## Written exercise
A line counts if it contains the word "Σύνολον" at least once. State how many such lines the records contain, giving the number alone.

[start]

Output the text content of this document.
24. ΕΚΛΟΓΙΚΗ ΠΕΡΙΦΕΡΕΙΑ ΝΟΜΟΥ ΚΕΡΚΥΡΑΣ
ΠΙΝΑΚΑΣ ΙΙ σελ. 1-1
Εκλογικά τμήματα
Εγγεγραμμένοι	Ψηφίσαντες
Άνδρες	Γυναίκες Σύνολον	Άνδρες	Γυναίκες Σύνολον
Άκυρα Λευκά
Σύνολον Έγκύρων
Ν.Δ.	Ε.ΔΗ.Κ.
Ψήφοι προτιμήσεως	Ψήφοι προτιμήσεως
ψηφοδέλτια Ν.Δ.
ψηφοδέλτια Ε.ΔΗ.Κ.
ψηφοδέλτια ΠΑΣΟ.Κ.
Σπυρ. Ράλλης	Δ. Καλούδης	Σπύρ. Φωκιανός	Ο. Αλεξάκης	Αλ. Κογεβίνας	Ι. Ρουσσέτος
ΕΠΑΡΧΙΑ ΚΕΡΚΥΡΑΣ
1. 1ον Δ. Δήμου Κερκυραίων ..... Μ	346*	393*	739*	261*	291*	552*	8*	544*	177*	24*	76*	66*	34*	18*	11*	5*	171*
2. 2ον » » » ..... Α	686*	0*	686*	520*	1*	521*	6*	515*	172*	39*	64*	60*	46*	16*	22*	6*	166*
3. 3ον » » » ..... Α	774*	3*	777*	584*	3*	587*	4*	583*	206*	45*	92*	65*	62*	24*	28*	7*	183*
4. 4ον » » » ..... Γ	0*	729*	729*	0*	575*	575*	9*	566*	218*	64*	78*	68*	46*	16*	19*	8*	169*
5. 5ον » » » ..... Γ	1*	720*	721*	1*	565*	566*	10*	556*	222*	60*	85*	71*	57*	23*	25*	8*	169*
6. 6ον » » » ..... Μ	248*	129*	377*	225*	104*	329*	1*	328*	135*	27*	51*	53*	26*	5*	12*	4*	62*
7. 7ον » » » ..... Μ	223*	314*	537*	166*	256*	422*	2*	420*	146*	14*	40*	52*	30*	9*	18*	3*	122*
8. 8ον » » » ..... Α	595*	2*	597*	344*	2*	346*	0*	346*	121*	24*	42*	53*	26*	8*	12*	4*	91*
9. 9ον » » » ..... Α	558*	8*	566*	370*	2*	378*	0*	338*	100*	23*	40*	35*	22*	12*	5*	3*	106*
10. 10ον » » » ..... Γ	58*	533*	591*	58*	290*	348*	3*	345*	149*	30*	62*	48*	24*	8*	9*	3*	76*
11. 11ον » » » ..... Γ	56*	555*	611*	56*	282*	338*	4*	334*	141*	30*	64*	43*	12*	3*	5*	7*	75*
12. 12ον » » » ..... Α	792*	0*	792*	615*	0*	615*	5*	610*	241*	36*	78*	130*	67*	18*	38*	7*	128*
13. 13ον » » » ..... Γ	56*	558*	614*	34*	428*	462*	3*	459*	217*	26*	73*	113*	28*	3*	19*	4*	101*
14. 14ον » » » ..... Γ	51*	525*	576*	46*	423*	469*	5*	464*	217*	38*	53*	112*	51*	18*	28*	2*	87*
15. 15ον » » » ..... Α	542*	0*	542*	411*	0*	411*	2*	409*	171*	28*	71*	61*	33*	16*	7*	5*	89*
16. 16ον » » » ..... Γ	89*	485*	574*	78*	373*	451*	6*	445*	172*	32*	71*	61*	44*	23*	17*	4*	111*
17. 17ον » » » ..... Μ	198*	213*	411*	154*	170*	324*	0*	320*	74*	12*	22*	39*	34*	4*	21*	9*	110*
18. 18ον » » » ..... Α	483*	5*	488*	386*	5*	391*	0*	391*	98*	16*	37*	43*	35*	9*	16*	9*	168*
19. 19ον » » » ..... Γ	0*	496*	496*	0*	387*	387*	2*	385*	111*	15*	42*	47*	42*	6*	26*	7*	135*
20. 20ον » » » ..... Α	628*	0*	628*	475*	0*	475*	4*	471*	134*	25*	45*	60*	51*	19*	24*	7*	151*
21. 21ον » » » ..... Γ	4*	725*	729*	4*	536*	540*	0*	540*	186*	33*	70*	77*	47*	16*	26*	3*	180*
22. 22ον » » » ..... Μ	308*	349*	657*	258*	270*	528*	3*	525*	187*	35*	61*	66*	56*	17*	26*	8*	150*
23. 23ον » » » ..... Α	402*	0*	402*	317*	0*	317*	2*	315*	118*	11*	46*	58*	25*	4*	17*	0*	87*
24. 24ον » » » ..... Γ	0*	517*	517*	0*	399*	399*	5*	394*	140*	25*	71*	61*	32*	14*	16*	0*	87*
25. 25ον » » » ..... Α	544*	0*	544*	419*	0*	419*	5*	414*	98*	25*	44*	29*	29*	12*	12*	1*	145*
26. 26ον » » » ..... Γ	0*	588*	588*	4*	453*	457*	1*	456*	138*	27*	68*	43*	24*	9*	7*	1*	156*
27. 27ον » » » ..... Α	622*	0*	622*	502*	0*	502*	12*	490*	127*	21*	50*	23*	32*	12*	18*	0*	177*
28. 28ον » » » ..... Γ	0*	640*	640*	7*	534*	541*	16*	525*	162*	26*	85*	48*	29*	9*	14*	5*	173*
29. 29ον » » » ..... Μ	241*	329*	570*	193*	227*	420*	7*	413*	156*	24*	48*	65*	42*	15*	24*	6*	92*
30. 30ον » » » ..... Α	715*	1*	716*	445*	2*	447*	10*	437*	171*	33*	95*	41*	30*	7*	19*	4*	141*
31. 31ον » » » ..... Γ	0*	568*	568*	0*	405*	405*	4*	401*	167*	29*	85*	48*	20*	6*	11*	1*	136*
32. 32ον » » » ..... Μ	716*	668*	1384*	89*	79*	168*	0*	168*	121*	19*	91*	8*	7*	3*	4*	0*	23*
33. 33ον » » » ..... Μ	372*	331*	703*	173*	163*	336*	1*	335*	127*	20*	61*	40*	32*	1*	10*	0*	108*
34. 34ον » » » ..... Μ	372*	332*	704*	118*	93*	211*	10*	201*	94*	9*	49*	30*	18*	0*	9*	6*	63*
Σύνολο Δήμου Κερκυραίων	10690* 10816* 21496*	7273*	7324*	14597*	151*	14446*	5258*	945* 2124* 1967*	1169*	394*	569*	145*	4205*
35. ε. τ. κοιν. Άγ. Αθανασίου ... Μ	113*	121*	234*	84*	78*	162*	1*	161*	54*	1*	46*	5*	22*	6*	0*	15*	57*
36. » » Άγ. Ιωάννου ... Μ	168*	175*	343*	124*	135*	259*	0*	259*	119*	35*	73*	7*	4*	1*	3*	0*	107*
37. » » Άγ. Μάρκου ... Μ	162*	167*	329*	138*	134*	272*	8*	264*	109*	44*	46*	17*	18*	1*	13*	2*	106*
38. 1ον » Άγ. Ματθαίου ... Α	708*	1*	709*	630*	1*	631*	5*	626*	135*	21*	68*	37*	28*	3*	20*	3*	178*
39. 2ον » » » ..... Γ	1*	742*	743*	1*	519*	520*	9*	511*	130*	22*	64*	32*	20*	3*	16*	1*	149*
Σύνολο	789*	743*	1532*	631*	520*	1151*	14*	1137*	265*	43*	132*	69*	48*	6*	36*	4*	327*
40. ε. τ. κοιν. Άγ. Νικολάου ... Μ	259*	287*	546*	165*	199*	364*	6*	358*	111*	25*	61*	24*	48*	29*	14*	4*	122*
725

[end]

## Solution
2